▶ _Given data_
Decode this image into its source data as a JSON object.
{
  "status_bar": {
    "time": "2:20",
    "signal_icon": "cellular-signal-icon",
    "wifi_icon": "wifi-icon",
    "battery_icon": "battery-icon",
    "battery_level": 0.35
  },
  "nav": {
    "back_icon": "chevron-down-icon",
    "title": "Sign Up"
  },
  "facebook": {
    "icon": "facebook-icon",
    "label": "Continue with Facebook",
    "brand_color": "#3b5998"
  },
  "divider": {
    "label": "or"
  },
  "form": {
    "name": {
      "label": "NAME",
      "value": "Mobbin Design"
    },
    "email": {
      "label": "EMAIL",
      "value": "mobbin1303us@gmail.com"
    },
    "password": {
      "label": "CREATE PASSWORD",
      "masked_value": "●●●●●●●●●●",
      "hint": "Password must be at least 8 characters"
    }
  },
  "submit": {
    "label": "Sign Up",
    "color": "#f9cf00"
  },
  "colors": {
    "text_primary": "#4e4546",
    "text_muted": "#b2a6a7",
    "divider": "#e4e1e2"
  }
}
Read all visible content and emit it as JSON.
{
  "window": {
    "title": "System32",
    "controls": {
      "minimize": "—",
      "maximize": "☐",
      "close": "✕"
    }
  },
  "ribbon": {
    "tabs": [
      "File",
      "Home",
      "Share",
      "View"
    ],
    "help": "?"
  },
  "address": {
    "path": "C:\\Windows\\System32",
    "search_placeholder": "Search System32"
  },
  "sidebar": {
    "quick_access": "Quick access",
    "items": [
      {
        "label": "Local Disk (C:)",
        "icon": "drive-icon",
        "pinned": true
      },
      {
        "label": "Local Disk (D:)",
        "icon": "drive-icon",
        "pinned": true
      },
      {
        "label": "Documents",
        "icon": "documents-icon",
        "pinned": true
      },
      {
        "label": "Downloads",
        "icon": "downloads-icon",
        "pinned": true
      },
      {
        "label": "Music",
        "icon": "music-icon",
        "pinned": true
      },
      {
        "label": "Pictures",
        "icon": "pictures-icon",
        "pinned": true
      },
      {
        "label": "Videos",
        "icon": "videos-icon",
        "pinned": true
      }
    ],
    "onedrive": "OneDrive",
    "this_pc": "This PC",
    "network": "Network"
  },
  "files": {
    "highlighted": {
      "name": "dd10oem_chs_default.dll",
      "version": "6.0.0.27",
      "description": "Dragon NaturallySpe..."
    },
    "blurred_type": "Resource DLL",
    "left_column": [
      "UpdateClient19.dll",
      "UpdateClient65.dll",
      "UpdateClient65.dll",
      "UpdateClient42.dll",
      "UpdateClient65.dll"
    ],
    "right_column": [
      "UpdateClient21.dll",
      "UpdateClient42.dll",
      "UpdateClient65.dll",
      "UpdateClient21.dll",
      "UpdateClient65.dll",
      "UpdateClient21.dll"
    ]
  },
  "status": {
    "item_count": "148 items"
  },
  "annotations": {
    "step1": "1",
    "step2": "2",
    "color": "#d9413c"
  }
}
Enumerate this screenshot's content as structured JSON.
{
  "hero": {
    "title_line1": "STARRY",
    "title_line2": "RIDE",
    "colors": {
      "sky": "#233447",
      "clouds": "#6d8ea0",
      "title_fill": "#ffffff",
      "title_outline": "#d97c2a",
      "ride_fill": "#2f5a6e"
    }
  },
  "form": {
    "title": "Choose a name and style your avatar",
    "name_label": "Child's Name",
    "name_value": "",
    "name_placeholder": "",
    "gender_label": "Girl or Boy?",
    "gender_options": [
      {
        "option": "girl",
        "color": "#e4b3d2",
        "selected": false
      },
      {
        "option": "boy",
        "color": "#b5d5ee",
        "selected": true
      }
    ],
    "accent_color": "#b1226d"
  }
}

▶ _Requirements_
Look through the entries above. Extract each line with the word "Disk".

▶ _Answer for this exercise_
        "label": "Local Disk (C:)",
        "label": "Local Disk (D:)",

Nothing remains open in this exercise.